● DIRECTIONS FOR THIS TASK
Among the lines below, count those containing the word "image". Give the number only.

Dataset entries
----------
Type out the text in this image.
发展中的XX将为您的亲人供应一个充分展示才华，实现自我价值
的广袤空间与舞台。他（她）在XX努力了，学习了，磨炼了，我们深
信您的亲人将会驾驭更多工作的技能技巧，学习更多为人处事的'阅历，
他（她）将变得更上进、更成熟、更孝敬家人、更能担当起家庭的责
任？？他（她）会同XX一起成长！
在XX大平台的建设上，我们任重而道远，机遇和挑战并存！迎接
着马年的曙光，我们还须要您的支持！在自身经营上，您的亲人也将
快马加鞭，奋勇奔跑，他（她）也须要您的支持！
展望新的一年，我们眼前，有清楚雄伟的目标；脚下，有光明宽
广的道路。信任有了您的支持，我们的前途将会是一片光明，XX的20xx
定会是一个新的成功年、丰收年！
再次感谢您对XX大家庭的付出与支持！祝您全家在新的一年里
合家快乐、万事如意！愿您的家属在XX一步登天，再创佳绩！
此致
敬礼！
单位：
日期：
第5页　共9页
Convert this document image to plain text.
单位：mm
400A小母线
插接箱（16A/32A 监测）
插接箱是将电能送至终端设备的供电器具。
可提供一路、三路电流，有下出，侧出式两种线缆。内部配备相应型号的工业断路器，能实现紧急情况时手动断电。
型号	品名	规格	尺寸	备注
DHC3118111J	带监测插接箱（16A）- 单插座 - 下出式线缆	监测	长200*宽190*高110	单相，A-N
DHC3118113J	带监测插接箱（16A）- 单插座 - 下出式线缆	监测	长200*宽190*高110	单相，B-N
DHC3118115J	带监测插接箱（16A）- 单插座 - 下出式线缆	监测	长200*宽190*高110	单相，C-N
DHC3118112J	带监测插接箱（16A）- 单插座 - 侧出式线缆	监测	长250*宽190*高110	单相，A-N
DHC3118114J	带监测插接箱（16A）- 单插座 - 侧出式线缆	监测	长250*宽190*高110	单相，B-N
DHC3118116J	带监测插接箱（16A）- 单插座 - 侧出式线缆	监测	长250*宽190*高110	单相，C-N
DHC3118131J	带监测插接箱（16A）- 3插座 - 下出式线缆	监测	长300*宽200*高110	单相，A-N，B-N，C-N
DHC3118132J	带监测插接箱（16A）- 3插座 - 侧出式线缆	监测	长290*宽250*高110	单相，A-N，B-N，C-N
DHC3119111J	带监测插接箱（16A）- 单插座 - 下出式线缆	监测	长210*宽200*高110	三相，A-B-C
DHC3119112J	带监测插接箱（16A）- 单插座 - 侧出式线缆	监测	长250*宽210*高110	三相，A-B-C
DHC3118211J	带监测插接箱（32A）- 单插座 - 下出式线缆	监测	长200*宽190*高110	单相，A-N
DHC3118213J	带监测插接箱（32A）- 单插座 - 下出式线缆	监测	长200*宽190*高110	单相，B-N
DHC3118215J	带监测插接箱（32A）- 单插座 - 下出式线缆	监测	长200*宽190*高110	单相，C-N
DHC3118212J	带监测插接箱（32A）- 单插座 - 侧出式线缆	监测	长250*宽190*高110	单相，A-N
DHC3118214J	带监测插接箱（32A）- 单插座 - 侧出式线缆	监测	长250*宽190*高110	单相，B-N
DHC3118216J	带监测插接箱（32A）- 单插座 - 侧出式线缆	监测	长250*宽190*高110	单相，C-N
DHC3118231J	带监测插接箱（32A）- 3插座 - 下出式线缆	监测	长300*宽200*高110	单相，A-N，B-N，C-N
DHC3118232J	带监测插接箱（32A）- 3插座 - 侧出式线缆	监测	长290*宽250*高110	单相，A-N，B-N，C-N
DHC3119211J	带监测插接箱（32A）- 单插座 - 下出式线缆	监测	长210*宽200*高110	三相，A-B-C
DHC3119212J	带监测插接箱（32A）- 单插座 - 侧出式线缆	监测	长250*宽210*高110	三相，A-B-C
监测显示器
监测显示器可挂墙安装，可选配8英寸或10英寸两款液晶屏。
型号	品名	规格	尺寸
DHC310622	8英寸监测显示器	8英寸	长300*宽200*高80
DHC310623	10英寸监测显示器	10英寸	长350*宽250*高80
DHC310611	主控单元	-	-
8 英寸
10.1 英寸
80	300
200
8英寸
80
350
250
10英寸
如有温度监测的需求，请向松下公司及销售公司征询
----------
● SOLUTION TO THIS TASK
2